*REQUEST*:
Could you output each line of the data that follows exactly?

'''

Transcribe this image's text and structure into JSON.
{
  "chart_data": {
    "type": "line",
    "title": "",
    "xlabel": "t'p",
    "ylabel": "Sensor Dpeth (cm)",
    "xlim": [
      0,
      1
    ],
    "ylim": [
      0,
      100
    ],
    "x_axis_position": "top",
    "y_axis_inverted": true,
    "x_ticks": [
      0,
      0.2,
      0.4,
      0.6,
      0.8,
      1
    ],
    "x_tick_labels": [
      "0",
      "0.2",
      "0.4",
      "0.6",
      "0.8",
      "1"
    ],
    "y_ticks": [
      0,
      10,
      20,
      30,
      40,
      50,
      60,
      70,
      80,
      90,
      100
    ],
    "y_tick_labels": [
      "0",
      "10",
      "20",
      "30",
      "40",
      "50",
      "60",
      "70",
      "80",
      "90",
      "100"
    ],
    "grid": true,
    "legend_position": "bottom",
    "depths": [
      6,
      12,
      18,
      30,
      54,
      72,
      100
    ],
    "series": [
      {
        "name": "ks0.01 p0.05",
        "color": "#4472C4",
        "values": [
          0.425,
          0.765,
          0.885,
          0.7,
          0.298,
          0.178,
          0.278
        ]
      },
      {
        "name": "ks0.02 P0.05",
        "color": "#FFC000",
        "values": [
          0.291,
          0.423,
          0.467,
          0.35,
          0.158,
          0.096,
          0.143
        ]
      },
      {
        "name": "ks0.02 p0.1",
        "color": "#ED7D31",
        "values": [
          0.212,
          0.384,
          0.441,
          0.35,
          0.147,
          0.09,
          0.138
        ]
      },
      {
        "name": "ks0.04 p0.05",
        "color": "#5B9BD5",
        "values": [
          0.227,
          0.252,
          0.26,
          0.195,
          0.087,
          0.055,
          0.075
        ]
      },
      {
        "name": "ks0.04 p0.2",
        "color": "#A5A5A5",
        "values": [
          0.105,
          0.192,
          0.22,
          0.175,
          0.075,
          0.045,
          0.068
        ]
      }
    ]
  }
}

'''

*PROBLEM SOLUTION*:
Transcribe this image's text and structure into JSON.
{
  "chart_data": {
    "type": "line",
    "title": "",
    "xlabel": "t'p",
    "ylabel": "Sensor Dpeth (cm)",
    "xlim": [
      0,
      1
    ],
    "ylim": [
      0,
      100
    ],
    "x_axis_position": "top",
    "y_axis_inverted": true,
    "x_ticks": [
      0,
      0.2,
      0.4,
      0.6,
      0.8,
      1
    ],
    "x_tick_labels": [
      "0",
      "0.2",
      "0.4",
      "0.6",
      "0.8",
      "1"
    ],
    "y_ticks": [
      0,
      10,
      20,
      30,
      40,
      50,
      60,
      70,
      80,
      90,
      100
    ],
    "y_tick_labels": [
      "0",
      "10",
      "20",
      "30",
      "40",
      "50",
      "60",
      "70",
      "80",
      "90",
      "100"
    ],
    "grid": true,
    "legend_position": "bottom",
    "depths": [
      6,
      12,
      18,
      30,
      54,
      72,
      100
    ],
    "series": [
      {
        "name": "ks0.01 p0.05",
        "color": "#4472C4",
        "values": [
          0.425,
          0.765,
          0.885,
          0.7,
          0.298,
          0.178,
          0.278
        ]
      },
      {
        "name": "ks0.02 P0.05",
        "color": "#FFC000",
        "values": [
          0.291,
          0.423,
          0.467,
          0.35,
          0.158,
          0.096,
          0.143
        ]
      },
      {
        "name": "ks0.02 p0.1",
        "color": "#ED7D31",
        "values": [
          0.212,
          0.384,
          0.441,
          0.35,
          0.147,
          0.09,
          0.138
        ]
      },
      {
        "name": "ks0.04 p0.05",
        "color": "#5B9BD5",
        "values": [
          0.227,
          0.252,
          0.26,
          0.195,
          0.087,
          0.055,
          0.075
        ]
      },
      {
        "name": "ks0.04 p0.2",
        "color": "#A5A5A5",
        "values": [
          0.105,
          0.192,
          0.22,
          0.175,
          0.075,
          0.045,
          0.068
        ]
      }
    ]
  }
}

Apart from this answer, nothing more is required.